§ **WHAT IS EXPECTED**:
Each line that includes "ANSIt" counts once; give the total and nothing besides.

§ **DATASET CONTENT**:
|---|

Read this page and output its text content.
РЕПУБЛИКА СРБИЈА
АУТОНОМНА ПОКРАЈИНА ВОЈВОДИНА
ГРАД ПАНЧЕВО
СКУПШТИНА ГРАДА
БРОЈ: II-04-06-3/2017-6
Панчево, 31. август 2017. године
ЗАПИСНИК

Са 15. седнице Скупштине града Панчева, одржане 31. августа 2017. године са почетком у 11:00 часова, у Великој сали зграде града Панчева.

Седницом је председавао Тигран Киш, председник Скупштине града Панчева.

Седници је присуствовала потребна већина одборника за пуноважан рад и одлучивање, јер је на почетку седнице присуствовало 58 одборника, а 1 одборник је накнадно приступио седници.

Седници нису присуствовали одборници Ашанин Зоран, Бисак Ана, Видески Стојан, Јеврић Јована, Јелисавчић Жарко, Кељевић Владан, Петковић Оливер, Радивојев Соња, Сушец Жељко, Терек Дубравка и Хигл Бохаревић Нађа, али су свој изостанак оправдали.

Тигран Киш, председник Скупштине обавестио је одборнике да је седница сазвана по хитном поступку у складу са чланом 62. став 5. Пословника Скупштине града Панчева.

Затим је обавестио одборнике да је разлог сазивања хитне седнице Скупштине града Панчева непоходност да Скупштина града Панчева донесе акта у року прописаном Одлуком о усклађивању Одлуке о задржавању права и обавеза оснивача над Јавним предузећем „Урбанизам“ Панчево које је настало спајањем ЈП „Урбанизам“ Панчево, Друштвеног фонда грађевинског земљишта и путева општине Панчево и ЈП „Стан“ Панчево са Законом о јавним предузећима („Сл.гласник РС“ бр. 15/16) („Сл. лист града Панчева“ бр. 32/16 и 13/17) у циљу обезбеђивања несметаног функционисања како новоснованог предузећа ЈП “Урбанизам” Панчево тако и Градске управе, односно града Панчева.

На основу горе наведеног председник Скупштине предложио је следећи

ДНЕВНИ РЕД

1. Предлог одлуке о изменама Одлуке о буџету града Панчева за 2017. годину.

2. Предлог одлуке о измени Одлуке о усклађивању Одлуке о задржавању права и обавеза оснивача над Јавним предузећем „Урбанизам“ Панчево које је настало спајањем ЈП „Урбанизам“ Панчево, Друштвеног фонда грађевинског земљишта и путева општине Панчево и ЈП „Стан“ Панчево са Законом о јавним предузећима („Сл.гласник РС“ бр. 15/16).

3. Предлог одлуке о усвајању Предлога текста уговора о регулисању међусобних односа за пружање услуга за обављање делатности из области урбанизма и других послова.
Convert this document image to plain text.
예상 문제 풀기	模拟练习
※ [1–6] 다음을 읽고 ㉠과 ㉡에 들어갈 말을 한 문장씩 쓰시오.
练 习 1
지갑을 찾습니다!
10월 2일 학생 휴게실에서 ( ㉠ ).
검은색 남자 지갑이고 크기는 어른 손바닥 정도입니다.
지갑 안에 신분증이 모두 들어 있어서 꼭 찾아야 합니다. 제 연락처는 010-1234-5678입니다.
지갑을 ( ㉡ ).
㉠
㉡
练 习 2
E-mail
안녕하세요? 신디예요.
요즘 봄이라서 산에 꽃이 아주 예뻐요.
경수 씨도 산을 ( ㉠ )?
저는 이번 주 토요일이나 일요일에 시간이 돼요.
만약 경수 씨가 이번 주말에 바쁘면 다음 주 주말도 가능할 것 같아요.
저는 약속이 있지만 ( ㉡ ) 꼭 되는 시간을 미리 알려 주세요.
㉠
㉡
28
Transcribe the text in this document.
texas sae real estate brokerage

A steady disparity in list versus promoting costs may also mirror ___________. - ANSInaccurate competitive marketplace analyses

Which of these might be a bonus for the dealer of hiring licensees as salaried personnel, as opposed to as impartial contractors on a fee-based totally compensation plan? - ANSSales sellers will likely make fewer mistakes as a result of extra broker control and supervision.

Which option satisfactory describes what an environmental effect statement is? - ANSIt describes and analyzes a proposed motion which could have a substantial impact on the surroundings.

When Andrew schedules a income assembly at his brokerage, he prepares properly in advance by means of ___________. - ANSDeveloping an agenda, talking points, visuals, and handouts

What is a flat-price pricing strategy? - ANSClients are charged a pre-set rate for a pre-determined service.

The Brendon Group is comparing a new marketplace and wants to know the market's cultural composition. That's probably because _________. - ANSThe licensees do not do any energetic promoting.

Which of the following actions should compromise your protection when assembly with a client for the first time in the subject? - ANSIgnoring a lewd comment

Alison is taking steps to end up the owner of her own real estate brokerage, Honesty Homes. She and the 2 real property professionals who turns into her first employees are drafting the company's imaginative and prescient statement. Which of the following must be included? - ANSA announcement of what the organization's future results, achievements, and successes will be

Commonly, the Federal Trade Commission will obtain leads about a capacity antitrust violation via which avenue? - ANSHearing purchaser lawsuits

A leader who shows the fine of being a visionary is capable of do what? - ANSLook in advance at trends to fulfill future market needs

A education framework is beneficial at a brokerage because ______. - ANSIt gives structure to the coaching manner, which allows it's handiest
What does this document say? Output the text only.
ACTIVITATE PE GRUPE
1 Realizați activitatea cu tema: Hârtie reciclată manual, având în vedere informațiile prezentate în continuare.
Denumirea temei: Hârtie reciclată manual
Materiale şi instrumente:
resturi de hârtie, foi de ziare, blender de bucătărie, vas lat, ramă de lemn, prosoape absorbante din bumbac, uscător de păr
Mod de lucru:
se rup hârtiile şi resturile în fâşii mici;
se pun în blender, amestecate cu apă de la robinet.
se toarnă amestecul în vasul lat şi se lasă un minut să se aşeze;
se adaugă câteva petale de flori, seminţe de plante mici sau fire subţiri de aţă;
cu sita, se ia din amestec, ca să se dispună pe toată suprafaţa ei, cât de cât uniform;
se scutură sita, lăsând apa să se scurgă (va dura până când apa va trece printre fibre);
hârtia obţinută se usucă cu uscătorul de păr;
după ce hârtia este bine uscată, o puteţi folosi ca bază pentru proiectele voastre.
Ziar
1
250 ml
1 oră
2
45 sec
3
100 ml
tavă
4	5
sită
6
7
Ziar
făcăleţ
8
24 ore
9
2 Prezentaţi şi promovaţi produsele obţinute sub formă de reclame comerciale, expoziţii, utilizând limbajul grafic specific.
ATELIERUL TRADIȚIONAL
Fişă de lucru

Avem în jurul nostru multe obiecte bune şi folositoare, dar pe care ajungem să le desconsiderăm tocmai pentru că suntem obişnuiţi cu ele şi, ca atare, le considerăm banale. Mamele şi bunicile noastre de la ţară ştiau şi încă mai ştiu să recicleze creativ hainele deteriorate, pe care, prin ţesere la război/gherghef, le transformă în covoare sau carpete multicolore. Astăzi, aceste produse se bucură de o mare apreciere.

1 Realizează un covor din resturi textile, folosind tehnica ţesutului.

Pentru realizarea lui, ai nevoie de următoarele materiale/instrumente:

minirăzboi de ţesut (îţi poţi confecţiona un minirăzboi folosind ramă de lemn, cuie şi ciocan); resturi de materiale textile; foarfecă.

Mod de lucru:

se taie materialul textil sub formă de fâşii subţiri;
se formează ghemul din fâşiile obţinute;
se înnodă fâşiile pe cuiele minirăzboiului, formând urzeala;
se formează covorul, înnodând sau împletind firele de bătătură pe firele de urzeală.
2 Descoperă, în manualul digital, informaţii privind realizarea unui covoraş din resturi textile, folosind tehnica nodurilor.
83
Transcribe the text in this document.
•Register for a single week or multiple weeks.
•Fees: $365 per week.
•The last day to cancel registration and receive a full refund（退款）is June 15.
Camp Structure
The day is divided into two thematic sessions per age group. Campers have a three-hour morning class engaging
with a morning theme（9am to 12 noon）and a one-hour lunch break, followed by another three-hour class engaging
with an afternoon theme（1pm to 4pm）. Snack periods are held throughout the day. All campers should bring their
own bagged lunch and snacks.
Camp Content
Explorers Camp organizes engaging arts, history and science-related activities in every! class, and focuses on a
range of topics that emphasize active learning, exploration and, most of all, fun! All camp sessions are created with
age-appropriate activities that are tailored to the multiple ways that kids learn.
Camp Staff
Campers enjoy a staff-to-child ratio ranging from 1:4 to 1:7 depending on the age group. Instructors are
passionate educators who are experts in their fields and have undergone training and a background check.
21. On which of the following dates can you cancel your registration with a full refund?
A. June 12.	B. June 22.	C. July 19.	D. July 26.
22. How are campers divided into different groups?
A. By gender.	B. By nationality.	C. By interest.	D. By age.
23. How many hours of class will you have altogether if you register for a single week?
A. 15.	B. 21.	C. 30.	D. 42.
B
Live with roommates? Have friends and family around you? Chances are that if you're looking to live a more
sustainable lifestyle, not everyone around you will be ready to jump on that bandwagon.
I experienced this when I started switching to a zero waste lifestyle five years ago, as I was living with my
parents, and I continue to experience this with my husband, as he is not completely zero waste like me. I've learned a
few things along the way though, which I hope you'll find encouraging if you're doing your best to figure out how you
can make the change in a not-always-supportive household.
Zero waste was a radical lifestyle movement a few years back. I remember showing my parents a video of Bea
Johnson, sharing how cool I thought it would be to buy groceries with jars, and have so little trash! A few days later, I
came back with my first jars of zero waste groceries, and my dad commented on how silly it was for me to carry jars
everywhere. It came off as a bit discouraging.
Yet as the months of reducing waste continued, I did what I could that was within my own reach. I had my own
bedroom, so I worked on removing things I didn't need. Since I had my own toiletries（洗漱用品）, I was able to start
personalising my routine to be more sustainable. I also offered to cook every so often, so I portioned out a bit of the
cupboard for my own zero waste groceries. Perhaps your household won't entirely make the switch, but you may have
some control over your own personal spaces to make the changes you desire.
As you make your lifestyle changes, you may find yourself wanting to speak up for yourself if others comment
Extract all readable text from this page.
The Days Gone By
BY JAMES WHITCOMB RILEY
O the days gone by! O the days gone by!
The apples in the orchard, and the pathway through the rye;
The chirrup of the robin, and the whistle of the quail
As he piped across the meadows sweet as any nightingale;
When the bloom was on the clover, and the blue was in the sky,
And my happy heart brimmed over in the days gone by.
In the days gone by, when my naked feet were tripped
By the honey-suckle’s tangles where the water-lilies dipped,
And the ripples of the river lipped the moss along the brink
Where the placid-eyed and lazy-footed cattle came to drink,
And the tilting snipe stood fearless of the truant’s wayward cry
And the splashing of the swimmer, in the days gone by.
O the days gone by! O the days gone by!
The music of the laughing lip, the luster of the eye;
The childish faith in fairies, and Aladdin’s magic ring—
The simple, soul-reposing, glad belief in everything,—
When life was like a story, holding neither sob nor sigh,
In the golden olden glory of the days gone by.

|---|

§ **RESPONSE TO THE EXERCISE**:
2